• _Stated problem_
Would you pull out every line of the material that contains the string "Europeia"?

• _Dataset records_
## START
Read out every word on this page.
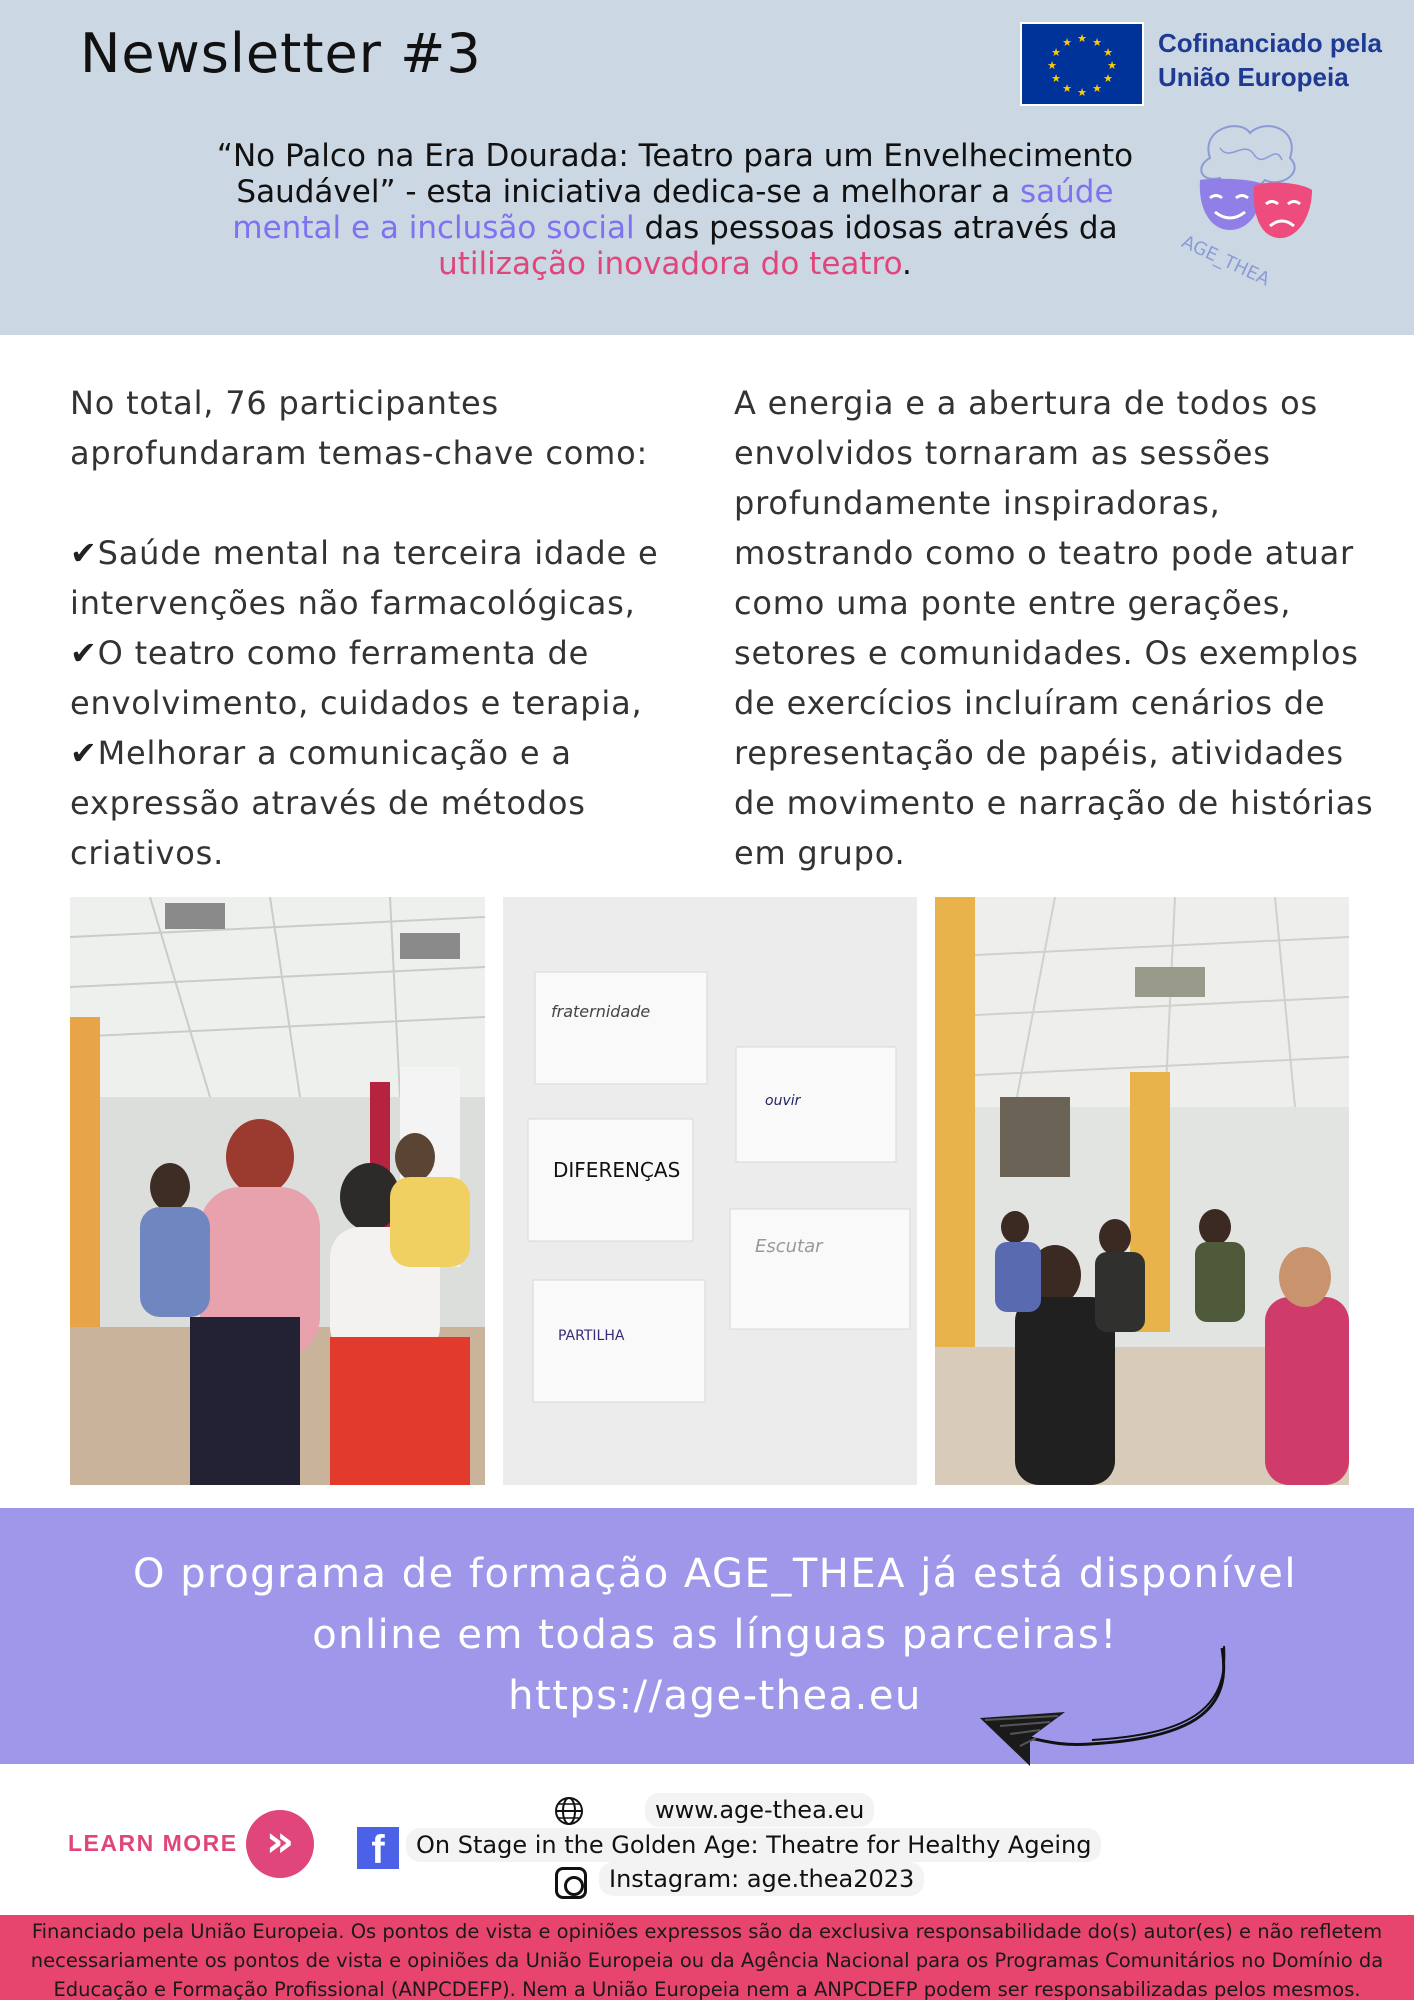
Newsletter #3	★ ★
★
★
★
★
★
★
★
★
★
★	Cofinanciado pela
União Europeia
“No Palco na Era Dourada: Teatro para um Envelhecimento Saudável” - esta iniciativa dedica-se a melhorar a saúde mental e a inclusão social das pessoas idosas através da utilização inovadora do teatro.	AGE_THEA
No total, 76 participantes aprofundaram temas-chave como:
✔Saúde mental na terceira idade e intervenções não farmacológicas,
✔O teatro como ferramenta de envolvimento, cuidados e terapia,
✔Melhorar a comunicação e a expressão através de métodos criativos.
A energia e a abertura de todos os envolvidos tornaram as sessões profundamente inspiradoras, mostrando como o teatro pode atuar como uma ponte entre gerações, setores e comunidades. Os exemplos de exercícios incluíram cenários de representação de papéis, atividades de movimento e narração de histórias em grupo.
fraternidade
ouvir
DIFERENÇAS
Escutar
PARTILHA
O programa de formação AGE_THEA já está disponível
online em todas as línguas parceiras!
https://age-thea.eu
LEARN MORE »
www.age-thea.eu
f	On Stage in the Golden Age: Theatre for Healthy Ageing
Instagram: age.thea2023
Financiado pela União Europeia. Os pontos de vista e opiniões expressos são da exclusiva responsabilidade do(s) autor(es) e não refletem necessariamente os pontos de vista e opiniões da União Europeia ou da Agência Nacional para os Programas Comunitários no Domínio da Educação e Formação Profissional (ANPCDEFP). Nem a União Europeia nem a ANPCDEFP podem ser responsabilizadas pelos mesmos.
## END
• _Task solution_
União Europeia
Financiado pela União Europeia. Os pontos de vista e opiniões expressos são da exclusiva responsabilidade do(s) autor(es) e não refletem necessariamente os pontos de vista e opiniões da União Europeia ou da Agência Nacional para os Programas Comunitários no Domínio da Educação e Formação Profissional (ANPCDEFP). Nem a União Europeia nem a ANPCDEFP podem ser responsabilizadas pelos mesmos.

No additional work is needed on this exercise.